■ Exercise aim:
Copy out each line below exactly as it appears.

------ Material for this exercise

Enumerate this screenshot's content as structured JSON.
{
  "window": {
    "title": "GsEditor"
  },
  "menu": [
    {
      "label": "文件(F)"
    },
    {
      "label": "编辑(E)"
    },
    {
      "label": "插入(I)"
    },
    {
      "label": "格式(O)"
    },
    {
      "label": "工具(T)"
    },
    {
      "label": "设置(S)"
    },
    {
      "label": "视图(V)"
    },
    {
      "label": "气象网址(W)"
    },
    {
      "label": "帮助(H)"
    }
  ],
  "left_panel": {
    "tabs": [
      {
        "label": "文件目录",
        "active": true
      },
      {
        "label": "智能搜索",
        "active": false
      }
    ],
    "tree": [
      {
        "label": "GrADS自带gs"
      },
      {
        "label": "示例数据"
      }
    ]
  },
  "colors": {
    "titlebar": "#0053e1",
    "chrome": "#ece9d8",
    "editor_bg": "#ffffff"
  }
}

------------

■ Solution:
Enumerate this screenshot's content as structured JSON.
{
  "window": {
    "title": "GsEditor"
  },
  "menu": [
    {
      "label": "文件(F)"
    },
    {
      "label": "编辑(E)"
    },
    {
      "label": "插入(I)"
    },
    {
      "label": "格式(O)"
    },
    {
      "label": "工具(T)"
    },
    {
      "label": "设置(S)"
    },
    {
      "label": "视图(V)"
    },
    {
      "label": "气象网址(W)"
    },
    {
      "label": "帮助(H)"
    }
  ],
  "left_panel": {
    "tabs": [
      {
        "label": "文件目录",
        "active": true
      },
      {
        "label": "智能搜索",
        "active": false
      }
    ],
    "tree": [
      {
        "label": "GrADS自带gs"
      },
      {
        "label": "示例数据"
      }
    ]
  },
  "colors": {
    "titlebar": "#0053e1",
    "chrome": "#ece9d8",
    "editor_bg": "#ffffff"
  }
}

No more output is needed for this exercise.